▶ _Exercise description_: Copy every line of the data exactly, leaving nothing out.

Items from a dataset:

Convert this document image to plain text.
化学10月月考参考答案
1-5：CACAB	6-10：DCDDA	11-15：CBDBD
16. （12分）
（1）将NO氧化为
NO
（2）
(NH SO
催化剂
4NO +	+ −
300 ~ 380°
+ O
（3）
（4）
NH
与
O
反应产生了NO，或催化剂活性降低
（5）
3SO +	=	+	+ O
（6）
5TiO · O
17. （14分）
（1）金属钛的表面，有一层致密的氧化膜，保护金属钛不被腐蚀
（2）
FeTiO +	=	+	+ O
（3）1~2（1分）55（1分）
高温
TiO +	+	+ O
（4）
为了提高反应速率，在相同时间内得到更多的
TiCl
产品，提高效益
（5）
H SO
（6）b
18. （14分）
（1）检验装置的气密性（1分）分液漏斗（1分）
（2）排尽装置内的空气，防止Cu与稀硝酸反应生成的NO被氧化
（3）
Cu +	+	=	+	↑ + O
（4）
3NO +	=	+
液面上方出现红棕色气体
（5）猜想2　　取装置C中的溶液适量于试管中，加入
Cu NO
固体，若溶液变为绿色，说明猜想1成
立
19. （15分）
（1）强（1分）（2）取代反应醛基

▶ _Exercise result_:
Convert this document image to plain text.
化学10月月考参考答案
1-5：CACAB	6-10：DCDDA	11-15：CBDBD
16. （12分）
（1）将NO氧化为
NO
（2）
(NH SO
催化剂
4NO +	+ −
300 ~ 380°
+ O
（3）
（4）
NH
与
O
反应产生了NO，或催化剂活性降低
（5）
3SO +	=	+	+ O
（6）
5TiO · O
17. （14分）
（1）金属钛的表面，有一层致密的氧化膜，保护金属钛不被腐蚀
（2）
FeTiO +	=	+	+ O
（3）1~2（1分）55（1分）
高温
TiO +	+	+ O
（4）
为了提高反应速率，在相同时间内得到更多的
TiCl
产品，提高效益
（5）
H SO
（6）b
18. （14分）
（1）检验装置的气密性（1分）分液漏斗（1分）
（2）排尽装置内的空气，防止Cu与稀硝酸反应生成的NO被氧化
（3）
Cu +	+	=	+	↑ + O
（4）
3NO +	=	+
液面上方出现红棕色气体
（5）猜想2　　取装置C中的溶液适量于试管中，加入
Cu NO
固体，若溶液变为绿色，说明猜想1成
立
19. （15分）
（1）强（1分）（2）取代反应醛基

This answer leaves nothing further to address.